- **Task to complete**: Take everything in the data from the line containing "location-text: Ashville, Ohio, United" down to the line containing "day-info-line: Sunrise: 6:13", and write those lines out again with "day-info-line" swapped for "info-line" and nothing else changed.

[A block of data]
===

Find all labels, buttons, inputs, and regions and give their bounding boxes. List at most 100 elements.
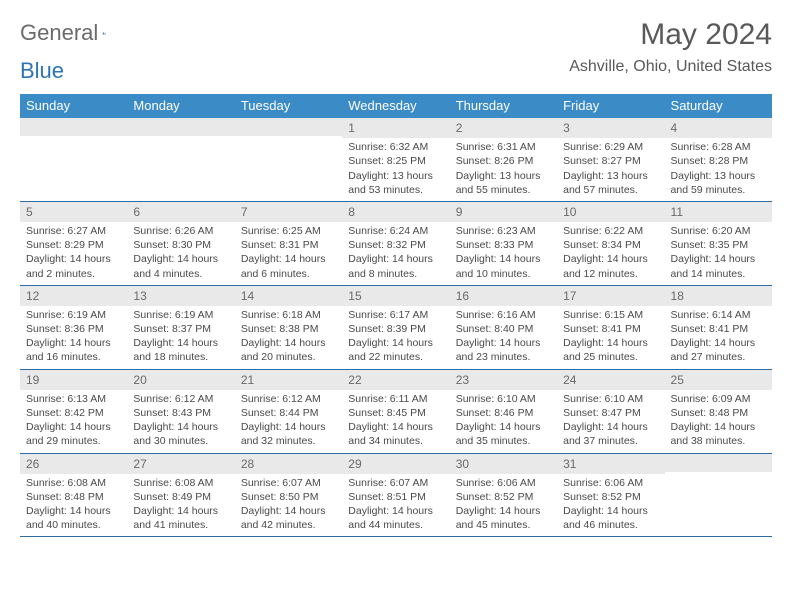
location-text: Ashville, Ohio, United States bbox=[569, 58, 772, 76]
day-info-line: Daylight: 14 hours and 25 minutes. bbox=[563, 336, 658, 364]
day-body: Sunrise: 6:17 AMSunset: 8:39 PMDaylight:… bbox=[342, 306, 449, 369]
day-info-line: Sunset: 8:41 PM bbox=[671, 322, 766, 336]
day-info-line: Sunrise: 6:13 AM bbox=[26, 392, 121, 406]
day-info-line: Sunrise: 6:25 AM bbox=[241, 224, 336, 238]
day-info-line: Daylight: 14 hours and 20 minutes. bbox=[241, 336, 336, 364]
day-body: Sunrise: 6:20 AMSunset: 8:35 PMDaylight:… bbox=[665, 222, 772, 285]
day-info-line: Daylight: 13 hours and 59 minutes. bbox=[671, 169, 766, 197]
day-info-line: Sunset: 8:32 PM bbox=[348, 238, 443, 252]
day-info-line: Sunrise: 6:06 AM bbox=[563, 476, 658, 490]
day-cell: 18Sunrise: 6:14 AMSunset: 8:41 PMDayligh… bbox=[665, 286, 772, 369]
day-cell: 6Sunrise: 6:26 AMSunset: 8:30 PMDaylight… bbox=[127, 202, 234, 285]
day-number: 12 bbox=[20, 286, 127, 306]
day-number: 18 bbox=[665, 286, 772, 306]
day-info-line: Sunset: 8:44 PM bbox=[241, 406, 336, 420]
day-info-line: Daylight: 14 hours and 18 minutes. bbox=[133, 336, 228, 364]
day-number: 25 bbox=[665, 370, 772, 390]
day-info-line: Sunset: 8:48 PM bbox=[671, 406, 766, 420]
week-row: 12Sunrise: 6:19 AMSunset: 8:36 PMDayligh… bbox=[20, 286, 772, 370]
day-number: 26 bbox=[20, 454, 127, 474]
day-info-line: Daylight: 14 hours and 37 minutes. bbox=[563, 420, 658, 448]
day-info-line: Sunrise: 6:07 AM bbox=[241, 476, 336, 490]
day-info-line: Sunset: 8:34 PM bbox=[563, 238, 658, 252]
day-cell bbox=[20, 118, 127, 201]
day-info-line: Daylight: 14 hours and 27 minutes. bbox=[671, 336, 766, 364]
day-info-line: Sunrise: 6:12 AM bbox=[241, 392, 336, 406]
day-info-line: Sunrise: 6:15 AM bbox=[563, 308, 658, 322]
day-header: Thursday bbox=[450, 94, 557, 118]
day-cell: 31Sunrise: 6:06 AMSunset: 8:52 PMDayligh… bbox=[557, 454, 664, 537]
day-info-line: Sunrise: 6:11 AM bbox=[348, 392, 443, 406]
day-body bbox=[20, 136, 127, 142]
day-info-line: Daylight: 14 hours and 30 minutes. bbox=[133, 420, 228, 448]
day-info-line: Sunset: 8:25 PM bbox=[348, 154, 443, 168]
day-number bbox=[127, 118, 234, 136]
day-info-line: Daylight: 14 hours and 12 minutes. bbox=[563, 252, 658, 280]
day-body: Sunrise: 6:29 AMSunset: 8:27 PMDaylight:… bbox=[557, 138, 664, 201]
day-number: 5 bbox=[20, 202, 127, 222]
day-cell: 13Sunrise: 6:19 AMSunset: 8:37 PMDayligh… bbox=[127, 286, 234, 369]
day-info-line: Daylight: 14 hours and 16 minutes. bbox=[26, 336, 121, 364]
day-info-line: Sunrise: 6:17 AM bbox=[348, 308, 443, 322]
day-body: Sunrise: 6:14 AMSunset: 8:41 PMDaylight:… bbox=[665, 306, 772, 369]
day-body: Sunrise: 6:15 AMSunset: 8:41 PMDaylight:… bbox=[557, 306, 664, 369]
day-body: Sunrise: 6:08 AMSunset: 8:49 PMDaylight:… bbox=[127, 474, 234, 537]
day-cell: 19Sunrise: 6:13 AMSunset: 8:42 PMDayligh… bbox=[20, 370, 127, 453]
day-number bbox=[665, 454, 772, 472]
day-info-line: Sunrise: 6:06 AM bbox=[456, 476, 551, 490]
logo-text-blue: Blue bbox=[20, 58, 64, 84]
day-info-line: Daylight: 14 hours and 2 minutes. bbox=[26, 252, 121, 280]
day-number bbox=[20, 118, 127, 136]
day-number: 28 bbox=[235, 454, 342, 474]
day-cell: 4Sunrise: 6:28 AMSunset: 8:28 PMDaylight… bbox=[665, 118, 772, 201]
day-info-line: Sunset: 8:36 PM bbox=[26, 322, 121, 336]
day-cell: 5Sunrise: 6:27 AMSunset: 8:29 PMDaylight… bbox=[20, 202, 127, 285]
day-info-line: Sunset: 8:27 PM bbox=[563, 154, 658, 168]
day-info-line: Sunset: 8:29 PM bbox=[26, 238, 121, 252]
day-body: Sunrise: 6:12 AMSunset: 8:43 PMDaylight:… bbox=[127, 390, 234, 453]
day-info-line: Daylight: 13 hours and 53 minutes. bbox=[348, 169, 443, 197]
day-cell: 8Sunrise: 6:24 AMSunset: 8:32 PMDaylight… bbox=[342, 202, 449, 285]
day-number: 10 bbox=[557, 202, 664, 222]
day-info-line: Sunset: 8:43 PM bbox=[133, 406, 228, 420]
day-info-line: Sunset: 8:51 PM bbox=[348, 490, 443, 504]
day-cell: 15Sunrise: 6:17 AMSunset: 8:39 PMDayligh… bbox=[342, 286, 449, 369]
day-info-line: Sunrise: 6:10 AM bbox=[563, 392, 658, 406]
day-info-line: Daylight: 14 hours and 8 minutes. bbox=[348, 252, 443, 280]
day-body: Sunrise: 6:31 AMSunset: 8:26 PMDaylight:… bbox=[450, 138, 557, 201]
day-body: Sunrise: 6:06 AMSunset: 8:52 PMDaylight:… bbox=[557, 474, 664, 537]
day-info-line: Daylight: 14 hours and 40 minutes. bbox=[26, 504, 121, 532]
week-row: 19Sunrise: 6:13 AMSunset: 8:42 PMDayligh… bbox=[20, 370, 772, 454]
day-cell: 2Sunrise: 6:31 AMSunset: 8:26 PMDaylight… bbox=[450, 118, 557, 201]
day-cell: 16Sunrise: 6:16 AMSunset: 8:40 PMDayligh… bbox=[450, 286, 557, 369]
day-info-line: Sunset: 8:38 PM bbox=[241, 322, 336, 336]
day-cell: 23Sunrise: 6:10 AMSunset: 8:46 PMDayligh… bbox=[450, 370, 557, 453]
day-info-line: Daylight: 13 hours and 55 minutes. bbox=[456, 169, 551, 197]
day-cell: 17Sunrise: 6:15 AMSunset: 8:41 PMDayligh… bbox=[557, 286, 664, 369]
day-info-line: Sunset: 8:33 PM bbox=[456, 238, 551, 252]
day-cell: 7Sunrise: 6:25 AMSunset: 8:31 PMDaylight… bbox=[235, 202, 342, 285]
day-info-line: Sunrise: 6:20 AM bbox=[671, 224, 766, 238]
day-body: Sunrise: 6:12 AMSunset: 8:44 PMDaylight:… bbox=[235, 390, 342, 453]
day-body: Sunrise: 6:10 AMSunset: 8:47 PMDaylight:… bbox=[557, 390, 664, 453]
day-info-line: Sunrise: 6:19 AM bbox=[133, 308, 228, 322]
day-info-line: Sunset: 8:41 PM bbox=[563, 322, 658, 336]
day-cell: 28Sunrise: 6:07 AMSunset: 8:50 PMDayligh… bbox=[235, 454, 342, 537]
day-info-line: Sunrise: 6:31 AM bbox=[456, 140, 551, 154]
day-number: 3 bbox=[557, 118, 664, 138]
day-info-line: Daylight: 14 hours and 42 minutes. bbox=[241, 504, 336, 532]
day-cell: 22Sunrise: 6:11 AMSunset: 8:45 PMDayligh… bbox=[342, 370, 449, 453]
day-info-line: Daylight: 13 hours and 57 minutes. bbox=[563, 169, 658, 197]
day-body: Sunrise: 6:16 AMSunset: 8:40 PMDaylight:… bbox=[450, 306, 557, 369]
week-row: 1Sunrise: 6:32 AMSunset: 8:25 PMDaylight… bbox=[20, 118, 772, 202]
day-header: Tuesday bbox=[235, 94, 342, 118]
day-number: 31 bbox=[557, 454, 664, 474]
day-body: Sunrise: 6:08 AMSunset: 8:48 PMDaylight:… bbox=[20, 474, 127, 537]
day-cell: 3Sunrise: 6:29 AMSunset: 8:27 PMDaylight… bbox=[557, 118, 664, 201]
day-info-line: Sunset: 8:42 PM bbox=[26, 406, 121, 420]
day-body: Sunrise: 6:11 AMSunset: 8:45 PMDaylight:… bbox=[342, 390, 449, 453]
day-body bbox=[665, 472, 772, 478]
day-cell: 21Sunrise: 6:12 AMSunset: 8:44 PMDayligh… bbox=[235, 370, 342, 453]
day-body: Sunrise: 6:26 AMSunset: 8:30 PMDaylight:… bbox=[127, 222, 234, 285]
day-body: Sunrise: 6:18 AMSunset: 8:38 PMDaylight:… bbox=[235, 306, 342, 369]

===

- **Answer to the exercise**:
location-text: Ashville, Ohio, United States bbox=[569, 58, 772, 76]
info-line: Daylight: 14 hours and 25 minutes. bbox=[563, 336, 658, 364]
day-body: Sunrise: 6:17 AMSunset: 8:39 PMDaylight:… bbox=[342, 306, 449, 369]
info-line: Sunset: 8:41 PM bbox=[671, 322, 766, 336]
info-line: Sunrise: 6:13 AM bbox=[26, 392, 121, 406]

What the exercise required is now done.